The Hook

  It was a dark and stormy night…   

In the novel The Plague by Albert Camus, a character named Grand works diligently every night for years on what he hopes will be a great novel. When he finally reveals his work to his friends, however, all he has come up with is the opening sentence: “One fine morning in the month of May an elegant young horsewoman might have been seen riding a handsome sorrel mare along the flowery avenues of the Bois de Boulogne.” Years of work had produced just this one sentence, yet Grand, still not satisfied, tinkers with it throughout the novel — never progressing beyond this first line.

Of course this is an excessive and absurd example, but it's true that the opening line of anything you write is important and deserves serious attention. Your first words ought to grab the reader by the collar and say, "You want to read this!" The first line is often referred to as the hook because if it’s done well, the reader is hopelessly snagged — compelled to keep reading.
···
PROMPT A => Reproduce the passage on the hook from "It was a dark" to "this first line.", exchanging each "sentence" for "line".
PROMPT B => According to the passage on the hook, what has Grand produced after years of nightly work on his novel?
The rows that follow bear no relation to the passage on the hook.

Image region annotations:
···
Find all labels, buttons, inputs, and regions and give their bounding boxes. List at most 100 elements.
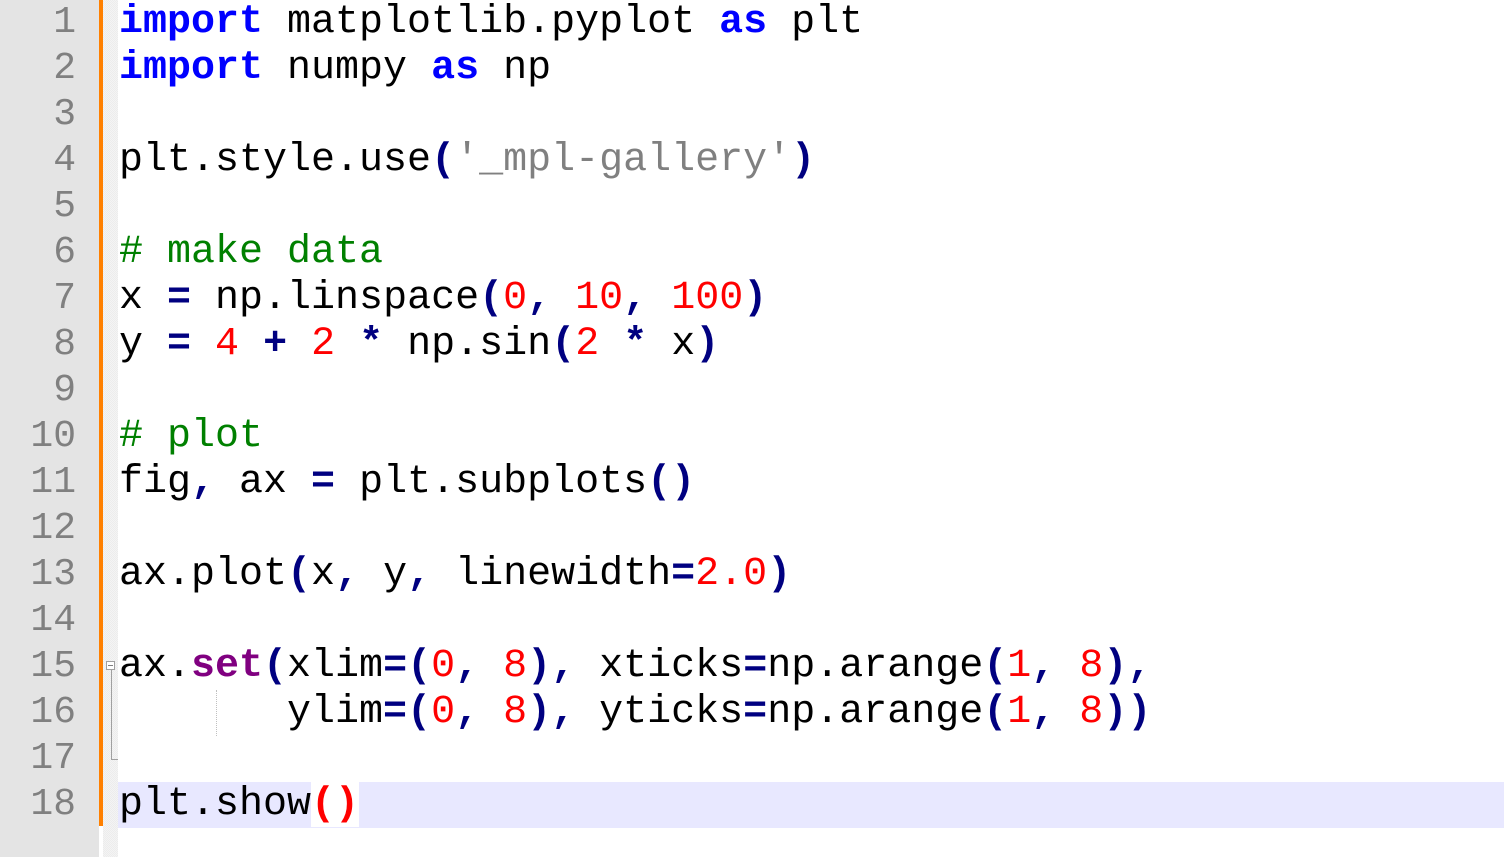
code-text[interactable]: import matplotlib.pyplot as plt [119,0,1504,46]
code-text[interactable] [119,184,1504,230]
identifier-token: fig [119,460,192,505]
operator-token: = [671,552,696,597]
line-number[interactable]: 3 [0,92,76,138]
code-line[interactable]: 1 import matplotlib.pyplot as plt [0,0,1504,46]
code-line[interactable]: 18 plt.show() [0,782,1504,828]
code-line[interactable]: 14 [0,598,1504,644]
operator-token: , [527,276,552,321]
code-text[interactable]: fig, ax = plt.subplots() [119,460,1504,506]
number-token: 0 [431,644,456,689]
code-text[interactable] [119,598,1504,644]
number-token: 0 [431,690,456,735]
code-line[interactable]: 11 fig, ax = plt.subplots() [0,460,1504,506]
identifier-token: x [119,276,168,321]
number-token: 1 [1007,690,1032,735]
code-line[interactable]: 4 plt.style.use('_mpl-gallery') [0,138,1504,184]
code-line[interactable]: 10 # plot [0,414,1504,460]
number-token: 4 [215,322,240,367]
code-text[interactable]: plt.show() [119,782,1504,828]
number-token: 8 [1079,690,1104,735]
line-number[interactable]: 17 [0,736,76,782]
line-number[interactable]: 11 [0,460,76,506]
code-text[interactable]: plt.style.use('_mpl-gallery') [119,138,1504,184]
operator-token: + [263,322,288,367]
identifier-token: numpy [263,46,432,91]
line-number[interactable]: 8 [0,322,76,368]
number-token: 1 [1007,644,1032,689]
line-number[interactable]: 10 [0,414,76,460]
code-text[interactable]: # plot [119,414,1504,460]
code-text[interactable]: ylim=(0, 8), yticks=np.arange(1, 8)) [119,690,1504,736]
code-line[interactable]: 16 ylim=(0, 8), yticks=np.arange(1, 8)) [0,690,1504,736]
number-token: 8 [503,644,528,689]
keyword-token: as [719,0,768,45]
code-text[interactable]: # make data [119,230,1504,276]
operator-token: =( [383,690,432,735]
line-number[interactable]: 6 [0,230,76,276]
identifier-token: x [647,322,696,367]
line-number[interactable]: 13 [0,552,76,598]
line-number[interactable]: 2 [0,46,76,92]
code-editor[interactable]: 1 import matplotlib.pyplot as plt 2 import … [0,0,1504,828]
operator-token: , [335,552,360,597]
line-number[interactable]: 15 [0,644,76,690]
comment-token: # make data [119,230,384,275]
operator-token: , [407,552,432,597]
line-number[interactable]: 12 [0,506,76,552]
operator-token: ( [551,322,576,367]
operator-token: , [1031,690,1056,735]
operator-token: , [455,690,480,735]
operator-token: =( [383,644,432,689]
code-line[interactable]: 9 [0,368,1504,414]
code-text[interactable]: ax.plot(x, y, linewidth=2.0) [119,552,1504,598]
code-line[interactable]: 5 [0,184,1504,230]
code-line[interactable]: 12 [0,506,1504,552]
line-number[interactable]: 1 [0,0,76,46]
identifier-token: x [311,552,336,597]
identifier-token [335,322,359,367]
identifier-token: plt.subplots [335,460,648,505]
code-line[interactable]: 8 y = 4 + 2 * np.sin(2 * x) [0,322,1504,368]
identifier-token [191,322,215,367]
identifier-token: np [479,46,552,91]
code-line[interactable]: 17 [0,736,1504,782]
keyword-token: import [119,0,264,45]
operator-token: ( [983,690,1008,735]
code-line[interactable]: 2 import numpy as np [0,46,1504,92]
identifier-token: y [359,552,408,597]
identifier-token: np.sin [383,322,552,367]
identifier-token: plt.show [119,782,312,827]
code-line[interactable]: 13 ax.plot(x, y, linewidth=2.0) [0,552,1504,598]
line-number[interactable]: 9 [0,368,76,414]
identifier-token: y [119,322,168,367]
operator-token: = [743,644,768,689]
code-text[interactable]: import numpy as np [119,46,1504,92]
operator-token: , [1031,644,1056,689]
code-line[interactable]: 15 ax.set(xlim=(0, 8), xticks=np.arange(1… [0,644,1504,690]
line-number[interactable]: 5 [0,184,76,230]
operator-token: = [167,276,192,321]
code-text[interactable]: x = np.linspace(0, 10, 100) [119,276,1504,322]
number-token: 2.0 [695,552,768,597]
operator-token: = [167,322,192,367]
code-text[interactable] [119,92,1504,138]
code-text[interactable]: y = 4 + 2 * np.sin(2 * x) [119,322,1504,368]
code-text[interactable]: ax.set(xlim=(0, 8), xticks=np.arange(1, … [119,644,1504,690]
line-number[interactable]: 7 [0,276,76,322]
line-number[interactable]: 16 [0,690,76,736]
code-text[interactable] [119,736,1504,782]
number-token: 2 [311,322,336,367]
keyword-token: import [119,46,264,91]
line-number[interactable]: 14 [0,598,76,644]
code-line[interactable]: 3 [0,92,1504,138]
code-text[interactable] [119,368,1504,414]
line-number[interactable]: 18 [0,782,76,828]
identifier-token: yticks [575,690,744,735]
identifier-token: np.arange [767,644,984,689]
code-line[interactable]: 7 x = np.linspace(0, 10, 100) [0,276,1504,322]
line-number[interactable]: 4 [0,138,76,184]
operator-token: * [623,322,648,367]
operator-token: ), [527,644,576,689]
code-line[interactable]: 6 # make data [0,230,1504,276]
code-text[interactable] [119,506,1504,552]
···
CORRECT ANSWER A =>
It was a dark and stormy night…   

In the novel The Plague by Albert Camus, a character named Grand works diligently every night for years on what he hopes will be a great novel. When he finally reveals his work to his friends, however, all he has come up with is the opening line: “One fine morning in the month of May an elegant young horsewoman might have been seen riding a handsome sorrel mare along the flowery avenues of the Bois de Boulogne.” Years of work had produced just this one line, yet Grand, still not satisfied, tinkers with it throughout the novel — never progressing beyond this first line.

CORRECT ANSWER B => Only the opening sentence of his novel.